• **STATED EXERCISE**: Scan the lines below; pull out those with "close".

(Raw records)
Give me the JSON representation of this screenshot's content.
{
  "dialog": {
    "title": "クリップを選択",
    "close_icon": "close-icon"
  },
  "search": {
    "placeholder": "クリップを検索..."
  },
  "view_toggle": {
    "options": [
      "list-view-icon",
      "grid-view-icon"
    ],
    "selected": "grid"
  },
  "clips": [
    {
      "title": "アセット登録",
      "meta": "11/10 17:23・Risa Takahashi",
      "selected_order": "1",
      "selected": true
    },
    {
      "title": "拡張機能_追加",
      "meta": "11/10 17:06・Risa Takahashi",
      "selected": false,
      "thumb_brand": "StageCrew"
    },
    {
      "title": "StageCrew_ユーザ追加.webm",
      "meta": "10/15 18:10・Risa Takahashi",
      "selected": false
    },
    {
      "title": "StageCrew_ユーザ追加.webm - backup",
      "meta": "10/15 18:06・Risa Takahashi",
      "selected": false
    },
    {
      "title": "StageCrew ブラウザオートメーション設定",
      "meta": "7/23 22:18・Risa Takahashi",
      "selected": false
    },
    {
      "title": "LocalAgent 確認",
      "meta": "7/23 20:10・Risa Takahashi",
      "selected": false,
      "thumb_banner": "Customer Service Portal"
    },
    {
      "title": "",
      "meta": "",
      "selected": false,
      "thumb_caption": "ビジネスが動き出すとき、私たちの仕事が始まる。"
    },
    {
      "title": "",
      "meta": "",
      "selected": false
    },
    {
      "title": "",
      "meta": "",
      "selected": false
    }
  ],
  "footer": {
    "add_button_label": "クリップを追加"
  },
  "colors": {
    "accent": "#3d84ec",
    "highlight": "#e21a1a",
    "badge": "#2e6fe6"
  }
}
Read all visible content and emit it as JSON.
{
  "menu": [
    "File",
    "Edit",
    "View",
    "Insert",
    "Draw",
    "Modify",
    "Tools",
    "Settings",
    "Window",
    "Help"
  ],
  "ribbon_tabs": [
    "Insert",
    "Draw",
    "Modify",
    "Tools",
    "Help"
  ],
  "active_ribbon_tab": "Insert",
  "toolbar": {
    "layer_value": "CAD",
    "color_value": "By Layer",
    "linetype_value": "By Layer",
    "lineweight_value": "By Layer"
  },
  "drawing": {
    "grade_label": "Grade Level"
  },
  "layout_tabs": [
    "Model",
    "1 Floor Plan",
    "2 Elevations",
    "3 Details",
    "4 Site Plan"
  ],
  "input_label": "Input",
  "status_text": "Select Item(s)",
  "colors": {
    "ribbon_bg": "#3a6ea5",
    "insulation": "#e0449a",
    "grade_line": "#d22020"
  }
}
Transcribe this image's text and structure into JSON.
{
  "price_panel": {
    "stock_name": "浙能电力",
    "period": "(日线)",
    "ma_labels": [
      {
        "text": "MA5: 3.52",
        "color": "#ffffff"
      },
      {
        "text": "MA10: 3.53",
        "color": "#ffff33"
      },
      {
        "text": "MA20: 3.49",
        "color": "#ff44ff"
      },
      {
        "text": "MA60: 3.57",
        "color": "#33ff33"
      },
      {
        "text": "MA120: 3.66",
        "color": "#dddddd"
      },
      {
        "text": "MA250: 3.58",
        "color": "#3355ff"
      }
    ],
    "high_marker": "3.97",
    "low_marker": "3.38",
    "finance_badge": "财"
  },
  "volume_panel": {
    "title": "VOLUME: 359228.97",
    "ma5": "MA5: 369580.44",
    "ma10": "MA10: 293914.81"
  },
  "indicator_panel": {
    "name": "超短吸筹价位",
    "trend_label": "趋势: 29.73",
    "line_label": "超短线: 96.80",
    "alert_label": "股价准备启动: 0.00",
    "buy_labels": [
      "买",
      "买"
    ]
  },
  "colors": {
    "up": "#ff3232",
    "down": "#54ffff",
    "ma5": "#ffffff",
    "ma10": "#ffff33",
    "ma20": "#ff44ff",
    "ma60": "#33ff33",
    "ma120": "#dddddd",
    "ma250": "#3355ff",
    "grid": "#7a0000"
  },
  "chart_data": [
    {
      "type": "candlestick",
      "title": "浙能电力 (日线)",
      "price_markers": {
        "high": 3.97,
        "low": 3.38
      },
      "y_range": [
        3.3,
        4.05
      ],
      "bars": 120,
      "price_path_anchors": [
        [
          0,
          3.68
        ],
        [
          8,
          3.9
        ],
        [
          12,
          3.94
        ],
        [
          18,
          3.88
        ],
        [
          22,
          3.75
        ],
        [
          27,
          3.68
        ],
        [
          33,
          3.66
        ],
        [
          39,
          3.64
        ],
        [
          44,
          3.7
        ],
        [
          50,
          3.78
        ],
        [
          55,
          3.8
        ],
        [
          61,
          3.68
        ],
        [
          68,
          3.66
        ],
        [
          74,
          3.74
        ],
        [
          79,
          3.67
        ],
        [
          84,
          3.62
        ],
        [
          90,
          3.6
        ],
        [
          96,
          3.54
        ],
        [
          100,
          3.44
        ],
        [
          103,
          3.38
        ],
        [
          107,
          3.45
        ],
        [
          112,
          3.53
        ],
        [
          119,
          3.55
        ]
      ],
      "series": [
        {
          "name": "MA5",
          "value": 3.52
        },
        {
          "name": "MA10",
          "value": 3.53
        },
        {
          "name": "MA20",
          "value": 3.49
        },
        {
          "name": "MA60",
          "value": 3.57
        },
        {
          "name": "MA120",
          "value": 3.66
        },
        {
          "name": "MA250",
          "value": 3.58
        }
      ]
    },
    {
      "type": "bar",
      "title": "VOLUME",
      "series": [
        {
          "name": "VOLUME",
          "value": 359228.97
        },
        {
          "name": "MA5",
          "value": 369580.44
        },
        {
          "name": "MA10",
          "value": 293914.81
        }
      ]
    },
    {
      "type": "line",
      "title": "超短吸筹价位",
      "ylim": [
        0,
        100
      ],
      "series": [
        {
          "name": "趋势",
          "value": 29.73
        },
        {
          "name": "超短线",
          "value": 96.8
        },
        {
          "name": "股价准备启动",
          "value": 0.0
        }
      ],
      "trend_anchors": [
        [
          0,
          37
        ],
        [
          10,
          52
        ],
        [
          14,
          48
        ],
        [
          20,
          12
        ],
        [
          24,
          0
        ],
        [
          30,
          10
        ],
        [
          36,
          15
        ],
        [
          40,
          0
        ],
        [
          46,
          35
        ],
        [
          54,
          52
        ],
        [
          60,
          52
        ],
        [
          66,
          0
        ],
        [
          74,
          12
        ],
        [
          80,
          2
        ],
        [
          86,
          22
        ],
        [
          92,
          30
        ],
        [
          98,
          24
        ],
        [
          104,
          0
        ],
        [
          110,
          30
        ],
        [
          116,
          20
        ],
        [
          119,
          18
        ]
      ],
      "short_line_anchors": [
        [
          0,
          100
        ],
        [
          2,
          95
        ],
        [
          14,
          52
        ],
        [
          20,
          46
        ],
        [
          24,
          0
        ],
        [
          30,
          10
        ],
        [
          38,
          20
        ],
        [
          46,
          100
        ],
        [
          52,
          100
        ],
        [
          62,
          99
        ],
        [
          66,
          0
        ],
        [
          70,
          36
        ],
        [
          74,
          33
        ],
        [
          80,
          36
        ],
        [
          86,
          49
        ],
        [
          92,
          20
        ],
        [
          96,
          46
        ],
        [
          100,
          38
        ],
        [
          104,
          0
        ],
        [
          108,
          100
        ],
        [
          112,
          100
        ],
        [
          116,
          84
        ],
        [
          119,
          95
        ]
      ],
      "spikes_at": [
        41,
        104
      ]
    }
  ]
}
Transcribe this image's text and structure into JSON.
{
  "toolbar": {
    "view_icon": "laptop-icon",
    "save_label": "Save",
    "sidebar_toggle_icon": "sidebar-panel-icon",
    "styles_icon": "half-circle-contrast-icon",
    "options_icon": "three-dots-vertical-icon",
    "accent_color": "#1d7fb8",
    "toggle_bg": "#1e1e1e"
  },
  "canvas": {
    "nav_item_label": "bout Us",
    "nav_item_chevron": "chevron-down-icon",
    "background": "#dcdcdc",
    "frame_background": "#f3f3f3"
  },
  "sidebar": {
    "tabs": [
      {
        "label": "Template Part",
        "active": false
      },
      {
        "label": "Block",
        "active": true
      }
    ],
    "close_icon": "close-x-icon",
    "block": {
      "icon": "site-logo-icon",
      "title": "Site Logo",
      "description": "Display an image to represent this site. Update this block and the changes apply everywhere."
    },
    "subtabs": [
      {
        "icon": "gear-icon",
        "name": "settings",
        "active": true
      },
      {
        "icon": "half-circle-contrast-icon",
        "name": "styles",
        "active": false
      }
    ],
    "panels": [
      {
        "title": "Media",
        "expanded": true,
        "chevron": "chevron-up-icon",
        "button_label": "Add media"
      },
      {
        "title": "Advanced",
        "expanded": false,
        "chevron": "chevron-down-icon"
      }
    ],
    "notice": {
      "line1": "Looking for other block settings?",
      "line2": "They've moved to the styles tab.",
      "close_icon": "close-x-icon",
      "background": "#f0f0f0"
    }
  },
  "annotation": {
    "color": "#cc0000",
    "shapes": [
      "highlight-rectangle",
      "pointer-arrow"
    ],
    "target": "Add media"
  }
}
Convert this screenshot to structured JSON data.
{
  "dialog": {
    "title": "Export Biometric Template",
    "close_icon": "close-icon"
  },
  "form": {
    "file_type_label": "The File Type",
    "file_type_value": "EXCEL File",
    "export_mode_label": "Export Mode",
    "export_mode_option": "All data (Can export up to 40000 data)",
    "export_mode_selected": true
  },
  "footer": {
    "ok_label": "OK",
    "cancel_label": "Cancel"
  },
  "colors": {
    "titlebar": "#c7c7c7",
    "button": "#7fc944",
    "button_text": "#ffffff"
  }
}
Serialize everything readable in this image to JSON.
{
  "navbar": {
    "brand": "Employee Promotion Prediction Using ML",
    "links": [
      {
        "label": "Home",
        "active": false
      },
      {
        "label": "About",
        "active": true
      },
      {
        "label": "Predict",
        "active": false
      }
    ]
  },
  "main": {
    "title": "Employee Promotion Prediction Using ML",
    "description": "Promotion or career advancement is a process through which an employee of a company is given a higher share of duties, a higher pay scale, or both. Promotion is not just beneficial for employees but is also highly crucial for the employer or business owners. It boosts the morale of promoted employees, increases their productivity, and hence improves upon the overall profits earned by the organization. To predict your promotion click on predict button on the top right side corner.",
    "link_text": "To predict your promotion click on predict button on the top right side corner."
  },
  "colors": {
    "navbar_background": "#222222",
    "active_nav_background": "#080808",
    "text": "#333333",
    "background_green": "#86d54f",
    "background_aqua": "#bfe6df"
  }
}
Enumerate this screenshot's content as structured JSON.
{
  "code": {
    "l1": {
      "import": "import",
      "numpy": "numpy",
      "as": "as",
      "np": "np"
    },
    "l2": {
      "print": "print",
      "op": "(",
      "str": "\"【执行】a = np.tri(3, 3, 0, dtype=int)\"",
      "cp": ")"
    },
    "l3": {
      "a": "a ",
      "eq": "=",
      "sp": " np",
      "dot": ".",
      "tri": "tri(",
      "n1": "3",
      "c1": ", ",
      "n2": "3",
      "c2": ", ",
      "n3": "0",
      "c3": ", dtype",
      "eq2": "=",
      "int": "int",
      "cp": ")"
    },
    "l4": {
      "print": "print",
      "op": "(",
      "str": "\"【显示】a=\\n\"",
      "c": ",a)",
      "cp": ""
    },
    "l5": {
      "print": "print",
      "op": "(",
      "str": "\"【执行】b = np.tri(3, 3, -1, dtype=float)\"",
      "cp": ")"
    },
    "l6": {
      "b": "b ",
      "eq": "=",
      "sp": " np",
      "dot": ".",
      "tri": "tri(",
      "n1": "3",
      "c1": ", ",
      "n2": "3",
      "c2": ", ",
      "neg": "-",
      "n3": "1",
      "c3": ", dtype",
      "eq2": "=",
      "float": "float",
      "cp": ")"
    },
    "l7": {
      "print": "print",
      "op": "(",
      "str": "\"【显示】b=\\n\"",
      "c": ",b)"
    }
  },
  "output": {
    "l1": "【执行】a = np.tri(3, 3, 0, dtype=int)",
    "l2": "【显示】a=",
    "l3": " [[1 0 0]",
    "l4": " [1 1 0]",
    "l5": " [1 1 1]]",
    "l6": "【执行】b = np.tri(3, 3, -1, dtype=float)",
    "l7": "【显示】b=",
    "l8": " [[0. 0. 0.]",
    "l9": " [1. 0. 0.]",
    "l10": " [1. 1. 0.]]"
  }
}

• **CORRECT OUTPUT**:
    "close_icon": "close-icon"
    "close_icon": "close-x-icon",
      "close_icon": "close-x-icon",
    "close_icon": "close-icon"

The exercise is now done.